### WORK TO DO:
Retype each record shown below, leaving every character as it is.

## Start SUPPLIED MATERIAL

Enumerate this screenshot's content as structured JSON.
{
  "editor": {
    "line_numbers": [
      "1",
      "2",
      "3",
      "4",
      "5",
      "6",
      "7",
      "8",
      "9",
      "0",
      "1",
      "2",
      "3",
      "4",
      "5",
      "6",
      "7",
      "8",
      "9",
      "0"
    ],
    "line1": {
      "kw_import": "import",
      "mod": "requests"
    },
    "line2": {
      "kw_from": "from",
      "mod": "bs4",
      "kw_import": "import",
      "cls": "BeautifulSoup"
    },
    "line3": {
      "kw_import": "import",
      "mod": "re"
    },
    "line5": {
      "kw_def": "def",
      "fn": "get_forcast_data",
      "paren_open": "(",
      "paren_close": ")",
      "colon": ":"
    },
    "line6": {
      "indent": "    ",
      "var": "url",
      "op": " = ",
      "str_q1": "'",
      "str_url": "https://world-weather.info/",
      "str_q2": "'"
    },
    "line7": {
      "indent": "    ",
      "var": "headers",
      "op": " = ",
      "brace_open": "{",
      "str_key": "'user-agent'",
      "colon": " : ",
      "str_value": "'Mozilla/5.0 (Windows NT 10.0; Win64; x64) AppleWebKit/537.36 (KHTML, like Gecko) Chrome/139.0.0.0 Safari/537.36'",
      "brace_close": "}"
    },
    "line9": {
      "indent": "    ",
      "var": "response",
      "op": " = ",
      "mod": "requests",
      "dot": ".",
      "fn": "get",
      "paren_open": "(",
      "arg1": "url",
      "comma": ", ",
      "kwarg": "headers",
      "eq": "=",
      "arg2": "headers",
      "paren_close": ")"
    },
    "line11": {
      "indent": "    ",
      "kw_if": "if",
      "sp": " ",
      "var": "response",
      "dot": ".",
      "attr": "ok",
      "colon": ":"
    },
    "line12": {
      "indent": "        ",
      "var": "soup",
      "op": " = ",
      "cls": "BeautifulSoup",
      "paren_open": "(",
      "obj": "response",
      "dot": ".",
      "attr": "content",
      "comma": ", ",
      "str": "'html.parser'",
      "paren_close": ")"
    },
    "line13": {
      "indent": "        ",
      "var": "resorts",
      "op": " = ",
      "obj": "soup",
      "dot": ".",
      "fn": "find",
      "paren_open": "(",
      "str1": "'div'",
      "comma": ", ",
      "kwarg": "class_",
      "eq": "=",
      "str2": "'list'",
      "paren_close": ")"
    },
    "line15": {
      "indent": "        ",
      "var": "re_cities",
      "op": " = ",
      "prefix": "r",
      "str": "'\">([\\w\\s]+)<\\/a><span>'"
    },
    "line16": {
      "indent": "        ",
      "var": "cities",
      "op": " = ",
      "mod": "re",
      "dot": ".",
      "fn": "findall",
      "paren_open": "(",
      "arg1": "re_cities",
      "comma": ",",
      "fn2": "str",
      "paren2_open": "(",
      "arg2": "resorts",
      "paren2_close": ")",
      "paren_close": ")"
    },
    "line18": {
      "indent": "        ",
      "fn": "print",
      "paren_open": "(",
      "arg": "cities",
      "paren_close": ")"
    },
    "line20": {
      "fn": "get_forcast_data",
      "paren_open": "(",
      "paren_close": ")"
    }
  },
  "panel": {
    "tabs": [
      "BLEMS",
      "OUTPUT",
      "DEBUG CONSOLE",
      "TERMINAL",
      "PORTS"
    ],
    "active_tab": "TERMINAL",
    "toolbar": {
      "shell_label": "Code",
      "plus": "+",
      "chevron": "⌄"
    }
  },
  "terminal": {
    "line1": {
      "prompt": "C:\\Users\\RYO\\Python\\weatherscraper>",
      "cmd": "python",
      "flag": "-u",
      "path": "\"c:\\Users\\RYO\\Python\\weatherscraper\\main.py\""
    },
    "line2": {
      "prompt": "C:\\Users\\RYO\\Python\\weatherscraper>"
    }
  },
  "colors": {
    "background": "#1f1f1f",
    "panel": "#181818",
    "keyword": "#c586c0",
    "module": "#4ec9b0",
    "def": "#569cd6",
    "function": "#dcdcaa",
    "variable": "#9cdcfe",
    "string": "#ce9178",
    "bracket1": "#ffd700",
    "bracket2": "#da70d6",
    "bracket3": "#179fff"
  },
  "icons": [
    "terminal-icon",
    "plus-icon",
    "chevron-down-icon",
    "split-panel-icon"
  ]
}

## End SUPPLIED MATERIAL

### RESPONSE TO THE EXERCISE:
Enumerate this screenshot's content as structured JSON.
{
  "editor": {
    "line_numbers": [
      "1",
      "2",
      "3",
      "4",
      "5",
      "6",
      "7",
      "8",
      "9",
      "0",
      "1",
      "2",
      "3",
      "4",
      "5",
      "6",
      "7",
      "8",
      "9",
      "0"
    ],
    "line1": {
      "kw_import": "import",
      "mod": "requests"
    },
    "line2": {
      "kw_from": "from",
      "mod": "bs4",
      "kw_import": "import",
      "cls": "BeautifulSoup"
    },
    "line3": {
      "kw_import": "import",
      "mod": "re"
    },
    "line5": {
      "kw_def": "def",
      "fn": "get_forcast_data",
      "paren_open": "(",
      "paren_close": ")",
      "colon": ":"
    },
    "line6": {
      "indent": "    ",
      "var": "url",
      "op": " = ",
      "str_q1": "'",
      "str_url": "https://world-weather.info/",
      "str_q2": "'"
    },
    "line7": {
      "indent": "    ",
      "var": "headers",
      "op": " = ",
      "brace_open": "{",
      "str_key": "'user-agent'",
      "colon": " : ",
      "str_value": "'Mozilla/5.0 (Windows NT 10.0; Win64; x64) AppleWebKit/537.36 (KHTML, like Gecko) Chrome/139.0.0.0 Safari/537.36'",
      "brace_close": "}"
    },
    "line9": {
      "indent": "    ",
      "var": "response",
      "op": " = ",
      "mod": "requests",
      "dot": ".",
      "fn": "get",
      "paren_open": "(",
      "arg1": "url",
      "comma": ", ",
      "kwarg": "headers",
      "eq": "=",
      "arg2": "headers",
      "paren_close": ")"
    },
    "line11": {
      "indent": "    ",
      "kw_if": "if",
      "sp": " ",
      "var": "response",
      "dot": ".",
      "attr": "ok",
      "colon": ":"
    },
    "line12": {
      "indent": "        ",
      "var": "soup",
      "op": " = ",
      "cls": "BeautifulSoup",
      "paren_open": "(",
      "obj": "response",
      "dot": ".",
      "attr": "content",
      "comma": ", ",
      "str": "'html.parser'",
      "paren_close": ")"
    },
    "line13": {
      "indent": "        ",
      "var": "resorts",
      "op": " = ",
      "obj": "soup",
      "dot": ".",
      "fn": "find",
      "paren_open": "(",
      "str1": "'div'",
      "comma": ", ",
      "kwarg": "class_",
      "eq": "=",
      "str2": "'list'",
      "paren_close": ")"
    },
    "line15": {
      "indent": "        ",
      "var": "re_cities",
      "op": " = ",
      "prefix": "r",
      "str": "'\">([\\w\\s]+)<\\/a><span>'"
    },
    "line16": {
      "indent": "        ",
      "var": "cities",
      "op": " = ",
      "mod": "re",
      "dot": ".",
      "fn": "findall",
      "paren_open": "(",
      "arg1": "re_cities",
      "comma": ",",
      "fn2": "str",
      "paren2_open": "(",
      "arg2": "resorts",
      "paren2_close": ")",
      "paren_close": ")"
    },
    "line18": {
      "indent": "        ",
      "fn": "print",
      "paren_open": "(",
      "arg": "cities",
      "paren_close": ")"
    },
    "line20": {
      "fn": "get_forcast_data",
      "paren_open": "(",
      "paren_close": ")"
    }
  },
  "panel": {
    "tabs": [
      "BLEMS",
      "OUTPUT",
      "DEBUG CONSOLE",
      "TERMINAL",
      "PORTS"
    ],
    "active_tab": "TERMINAL",
    "toolbar": {
      "shell_label": "Code",
      "plus": "+",
      "chevron": "⌄"
    }
  },
  "terminal": {
    "line1": {
      "prompt": "C:\\Users\\RYO\\Python\\weatherscraper>",
      "cmd": "python",
      "flag": "-u",
      "path": "\"c:\\Users\\RYO\\Python\\weatherscraper\\main.py\""
    },
    "line2": {
      "prompt": "C:\\Users\\RYO\\Python\\weatherscraper>"
    }
  },
  "colors": {
    "background": "#1f1f1f",
    "panel": "#181818",
    "keyword": "#c586c0",
    "module": "#4ec9b0",
    "def": "#569cd6",
    "function": "#dcdcaa",
    "variable": "#9cdcfe",
    "string": "#ce9178",
    "bracket1": "#ffd700",
    "bracket2": "#da70d6",
    "bracket3": "#179fff"
  },
  "icons": [
    "terminal-icon",
    "plus-icon",
    "chevron-down-icon",
    "split-panel-icon"
  ]
}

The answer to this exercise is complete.